── Document excerpt
Sunday, 1 December 2019

The Abbey (Bookhounds of London)

This week's post is inspired by Geoffrey Ashe's 1970s Secret History of the Hell-Fire Clubs, recently re-released in paperback. I've an interest in Hell-Fire Clubs, you may recall, so I picked this up on a whim.

Ashe is best known for his Arthurian Legends studies, but he acquits himself well here - though the text does have a whiff of the '70s about it, in much the same way Montague Summers' style and presentation is very much of his era, and dusty, erudite Edwardian upbringing.

Ashe starts with a study of Francois Rabelais, the Renaissance writer, humanist and religious scholar. Among the tales told by this fantasy and satire writer is Gargantua and Pantagruel, two scholarly and valiant giants. They fight battles against invading armies, defending France against giants, drown Paris in a bath of urine (delivered by Gargantua, standing atop Notre-Dame), delivers sermons against the evils of moral restraint, defend a judge who decides cases by rolling dice, and get up to no end of trouble.
────
── Data rows
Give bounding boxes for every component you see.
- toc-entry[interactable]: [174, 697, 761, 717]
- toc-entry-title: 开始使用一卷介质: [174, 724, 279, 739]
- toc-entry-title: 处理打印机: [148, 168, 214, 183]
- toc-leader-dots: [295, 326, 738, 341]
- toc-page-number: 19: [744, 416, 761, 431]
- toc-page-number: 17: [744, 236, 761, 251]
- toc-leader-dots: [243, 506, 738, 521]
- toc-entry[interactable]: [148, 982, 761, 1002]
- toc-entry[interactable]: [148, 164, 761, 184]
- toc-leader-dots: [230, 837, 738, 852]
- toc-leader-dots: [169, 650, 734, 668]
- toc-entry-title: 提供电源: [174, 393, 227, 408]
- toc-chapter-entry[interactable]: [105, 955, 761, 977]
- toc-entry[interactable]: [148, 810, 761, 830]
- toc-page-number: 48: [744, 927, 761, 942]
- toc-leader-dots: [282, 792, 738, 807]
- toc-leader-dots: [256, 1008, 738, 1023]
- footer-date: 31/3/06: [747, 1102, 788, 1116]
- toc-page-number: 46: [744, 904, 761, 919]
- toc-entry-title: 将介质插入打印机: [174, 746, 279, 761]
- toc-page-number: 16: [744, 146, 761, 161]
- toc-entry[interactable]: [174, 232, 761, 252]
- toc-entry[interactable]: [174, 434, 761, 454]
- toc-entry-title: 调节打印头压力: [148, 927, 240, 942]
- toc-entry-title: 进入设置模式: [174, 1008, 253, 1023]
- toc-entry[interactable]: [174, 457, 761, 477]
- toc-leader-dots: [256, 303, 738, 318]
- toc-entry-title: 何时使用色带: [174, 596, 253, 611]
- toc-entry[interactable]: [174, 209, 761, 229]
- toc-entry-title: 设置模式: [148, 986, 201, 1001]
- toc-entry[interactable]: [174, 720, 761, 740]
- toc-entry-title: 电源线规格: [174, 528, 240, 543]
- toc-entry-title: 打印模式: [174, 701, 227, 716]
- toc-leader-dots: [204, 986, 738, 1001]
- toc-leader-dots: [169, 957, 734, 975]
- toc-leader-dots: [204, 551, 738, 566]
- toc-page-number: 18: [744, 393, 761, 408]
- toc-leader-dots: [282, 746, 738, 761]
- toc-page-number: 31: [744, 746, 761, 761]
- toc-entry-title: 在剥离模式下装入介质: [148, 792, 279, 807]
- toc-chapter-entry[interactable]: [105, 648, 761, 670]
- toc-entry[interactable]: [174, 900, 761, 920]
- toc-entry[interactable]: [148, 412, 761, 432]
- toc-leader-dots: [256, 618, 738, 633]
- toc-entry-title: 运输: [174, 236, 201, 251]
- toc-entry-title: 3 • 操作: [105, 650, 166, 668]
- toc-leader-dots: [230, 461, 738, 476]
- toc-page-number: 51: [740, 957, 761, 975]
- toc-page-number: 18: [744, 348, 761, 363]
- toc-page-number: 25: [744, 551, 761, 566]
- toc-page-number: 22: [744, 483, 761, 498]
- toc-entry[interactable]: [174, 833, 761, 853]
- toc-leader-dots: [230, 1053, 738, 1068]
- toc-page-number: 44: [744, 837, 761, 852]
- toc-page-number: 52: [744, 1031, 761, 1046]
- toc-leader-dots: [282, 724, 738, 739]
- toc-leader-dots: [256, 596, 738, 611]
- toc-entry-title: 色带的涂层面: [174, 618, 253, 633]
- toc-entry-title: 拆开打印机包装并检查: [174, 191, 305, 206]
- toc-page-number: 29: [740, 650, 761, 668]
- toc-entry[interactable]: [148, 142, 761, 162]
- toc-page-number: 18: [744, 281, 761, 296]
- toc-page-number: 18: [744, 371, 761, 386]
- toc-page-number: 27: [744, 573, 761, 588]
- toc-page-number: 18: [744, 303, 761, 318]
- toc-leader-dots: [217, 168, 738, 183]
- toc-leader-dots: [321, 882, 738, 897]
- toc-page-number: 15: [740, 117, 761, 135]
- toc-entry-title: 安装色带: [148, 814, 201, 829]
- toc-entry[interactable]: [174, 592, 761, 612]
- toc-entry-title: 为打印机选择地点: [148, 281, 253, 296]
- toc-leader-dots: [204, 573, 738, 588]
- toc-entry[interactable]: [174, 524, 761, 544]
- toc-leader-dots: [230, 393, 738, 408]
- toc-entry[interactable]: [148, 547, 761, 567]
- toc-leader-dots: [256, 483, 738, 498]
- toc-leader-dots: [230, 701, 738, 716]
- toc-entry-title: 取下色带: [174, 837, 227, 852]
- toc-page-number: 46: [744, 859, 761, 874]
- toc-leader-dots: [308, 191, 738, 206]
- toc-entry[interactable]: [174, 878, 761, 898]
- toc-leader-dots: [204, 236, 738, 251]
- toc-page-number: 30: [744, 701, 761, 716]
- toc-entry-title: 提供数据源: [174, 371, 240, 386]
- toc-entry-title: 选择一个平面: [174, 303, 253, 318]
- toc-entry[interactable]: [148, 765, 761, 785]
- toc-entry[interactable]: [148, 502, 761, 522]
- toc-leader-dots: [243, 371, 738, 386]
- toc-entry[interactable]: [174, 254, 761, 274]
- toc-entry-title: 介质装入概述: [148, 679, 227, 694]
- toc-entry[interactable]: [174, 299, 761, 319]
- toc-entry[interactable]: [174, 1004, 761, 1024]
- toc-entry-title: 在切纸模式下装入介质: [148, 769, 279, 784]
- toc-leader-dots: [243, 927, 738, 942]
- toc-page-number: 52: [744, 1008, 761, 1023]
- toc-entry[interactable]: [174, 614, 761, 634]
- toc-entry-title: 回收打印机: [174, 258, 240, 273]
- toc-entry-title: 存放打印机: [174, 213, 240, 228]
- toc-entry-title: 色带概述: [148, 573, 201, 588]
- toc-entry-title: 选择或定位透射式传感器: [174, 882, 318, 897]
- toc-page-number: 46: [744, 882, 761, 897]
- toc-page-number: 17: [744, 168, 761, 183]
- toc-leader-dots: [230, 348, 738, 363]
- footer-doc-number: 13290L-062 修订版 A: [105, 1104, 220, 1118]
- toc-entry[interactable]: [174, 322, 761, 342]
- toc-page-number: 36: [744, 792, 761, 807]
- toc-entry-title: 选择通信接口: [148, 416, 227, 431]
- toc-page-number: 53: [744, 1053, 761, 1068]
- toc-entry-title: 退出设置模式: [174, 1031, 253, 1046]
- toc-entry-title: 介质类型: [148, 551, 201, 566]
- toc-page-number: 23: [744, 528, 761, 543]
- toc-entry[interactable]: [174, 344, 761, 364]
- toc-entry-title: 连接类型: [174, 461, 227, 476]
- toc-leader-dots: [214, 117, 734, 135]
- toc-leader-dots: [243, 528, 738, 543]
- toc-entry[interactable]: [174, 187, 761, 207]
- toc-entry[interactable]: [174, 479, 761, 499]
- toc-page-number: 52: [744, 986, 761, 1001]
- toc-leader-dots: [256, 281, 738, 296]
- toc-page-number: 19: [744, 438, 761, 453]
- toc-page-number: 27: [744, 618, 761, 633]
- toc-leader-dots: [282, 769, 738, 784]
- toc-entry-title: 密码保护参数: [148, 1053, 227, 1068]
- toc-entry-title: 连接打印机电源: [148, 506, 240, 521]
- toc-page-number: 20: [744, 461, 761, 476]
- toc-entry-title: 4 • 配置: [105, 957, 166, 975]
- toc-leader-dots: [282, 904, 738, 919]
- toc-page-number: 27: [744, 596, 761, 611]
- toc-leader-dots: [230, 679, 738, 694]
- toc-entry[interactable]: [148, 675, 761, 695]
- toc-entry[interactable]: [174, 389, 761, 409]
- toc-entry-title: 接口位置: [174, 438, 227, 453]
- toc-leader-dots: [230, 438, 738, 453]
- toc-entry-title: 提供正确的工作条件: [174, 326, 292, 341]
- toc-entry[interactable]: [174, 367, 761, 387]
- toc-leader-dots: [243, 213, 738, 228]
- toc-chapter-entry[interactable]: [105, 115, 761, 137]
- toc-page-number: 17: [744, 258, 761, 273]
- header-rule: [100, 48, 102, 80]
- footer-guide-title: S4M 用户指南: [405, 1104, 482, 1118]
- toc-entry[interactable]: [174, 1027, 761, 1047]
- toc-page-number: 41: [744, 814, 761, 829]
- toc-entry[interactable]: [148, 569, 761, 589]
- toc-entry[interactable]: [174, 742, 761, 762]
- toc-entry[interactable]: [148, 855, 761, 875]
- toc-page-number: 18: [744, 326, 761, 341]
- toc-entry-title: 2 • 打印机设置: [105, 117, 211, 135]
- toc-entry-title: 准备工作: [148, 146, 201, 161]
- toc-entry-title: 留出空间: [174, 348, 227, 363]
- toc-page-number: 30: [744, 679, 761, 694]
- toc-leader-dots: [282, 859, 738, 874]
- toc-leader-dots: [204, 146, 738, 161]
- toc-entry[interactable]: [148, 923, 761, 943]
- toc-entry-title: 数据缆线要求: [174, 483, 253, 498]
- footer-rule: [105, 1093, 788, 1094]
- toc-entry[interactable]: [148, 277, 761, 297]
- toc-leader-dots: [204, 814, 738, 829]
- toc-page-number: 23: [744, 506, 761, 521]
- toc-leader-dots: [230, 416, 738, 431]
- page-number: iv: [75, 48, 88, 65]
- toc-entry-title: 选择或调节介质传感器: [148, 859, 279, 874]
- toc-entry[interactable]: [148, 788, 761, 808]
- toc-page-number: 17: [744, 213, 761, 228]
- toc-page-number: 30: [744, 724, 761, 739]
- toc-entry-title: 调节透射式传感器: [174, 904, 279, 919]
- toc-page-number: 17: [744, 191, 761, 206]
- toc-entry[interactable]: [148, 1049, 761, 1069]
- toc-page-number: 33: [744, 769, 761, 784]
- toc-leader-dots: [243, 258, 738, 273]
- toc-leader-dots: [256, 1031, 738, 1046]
────
(Work to do)
A – Return the blog post about the Hell-Fire Clubs book word for word, in full.
B – Retype the listing from its first line down through the line containing "- toc-entry[interactable]: [174, 900, 761, 920]", including both of those lines and nothing else.

(Correct answers)
A –
Sunday, 1 December 2019

The Abbey (Bookhounds of London)

This week's post is inspired by Geoffrey Ashe's 1970s Secret History of the Hell-Fire Clubs, recently re-released in paperback. I've an interest in Hell-Fire Clubs, you may recall, so I picked this up on a whim.

Ashe is best known for his Arthurian Legends studies, but he acquits himself well here - though the text does have a whiff of the '70s about it, in much the same way Montague Summers' style and presentation is very much of his era, and dusty, erudite Edwardian upbringing.

Ashe starts with a study of Francois Rabelais, the Renaissance writer, humanist and religious scholar. Among the tales told by this fantasy and satire writer is Gargantua and Pantagruel, two scholarly and valiant giants. They fight battles against invading armies, defending France against giants, drown Paris in a bath of urine (delivered by Gargantua, standing atop Notre-Dame), delivers sermons against the evils of moral restraint, defend a judge who decides cases by rolling dice, and get up to no end of trouble.

B –
Give bounding boxes for every component you see.
- toc-entry[interactable]: [174, 697, 761, 717]
- toc-entry-title: 开始使用一卷介质: [174, 724, 279, 739]
- toc-entry-title: 处理打印机: [148, 168, 214, 183]
- toc-leader-dots: [295, 326, 738, 341]
- toc-page-number: 19: [744, 416, 761, 431]
- toc-page-number: 17: [744, 236, 761, 251]
- toc-leader-dots: [243, 506, 738, 521]
- toc-entry[interactable]: [148, 982, 761, 1002]
- toc-entry[interactable]: [148, 164, 761, 184]
- toc-leader-dots: [230, 837, 738, 852]
- toc-leader-dots: [169, 650, 734, 668]
- toc-entry-title: 提供电源: [174, 393, 227, 408]
- toc-chapter-entry[interactable]: [105, 955, 761, 977]
- toc-entry[interactable]: [148, 810, 761, 830]
- toc-page-number: 48: [744, 927, 761, 942]
- toc-leader-dots: [282, 792, 738, 807]
- toc-leader-dots: [256, 1008, 738, 1023]
- footer-date: 31/3/06: [747, 1102, 788, 1116]
- toc-page-number: 46: [744, 904, 761, 919]
- toc-entry-title: 将介质插入打印机: [174, 746, 279, 761]
- toc-page-number: 16: [744, 146, 761, 161]
- toc-entry[interactable]: [174, 232, 761, 252]
- toc-entry[interactable]: [174, 434, 761, 454]
- toc-entry-title: 调节打印头压力: [148, 927, 240, 942]
- toc-entry-title: 进入设置模式: [174, 1008, 253, 1023]
- toc-entry[interactable]: [174, 457, 761, 477]
- toc-leader-dots: [256, 303, 738, 318]
- toc-entry-title: 何时使用色带: [174, 596, 253, 611]
- toc-entry[interactable]: [174, 209, 761, 229]
- toc-entry-title: 设置模式: [148, 986, 201, 1001]
- toc-entry[interactable]: [174, 720, 761, 740]
- toc-entry-title: 电源线规格: [174, 528, 240, 543]
- toc-entry-title: 打印模式: [174, 701, 227, 716]
- toc-leader-dots: [204, 986, 738, 1001]
- toc-leader-dots: [169, 957, 734, 975]
- toc-leader-dots: [204, 551, 738, 566]
- toc-page-number: 18: [744, 393, 761, 408]
- toc-leader-dots: [282, 746, 738, 761]
- toc-page-number: 31: [744, 746, 761, 761]
- toc-entry-title: 在剥离模式下装入介质: [148, 792, 279, 807]
- toc-chapter-entry[interactable]: [105, 648, 761, 670]
- toc-entry[interactable]: [174, 900, 761, 920]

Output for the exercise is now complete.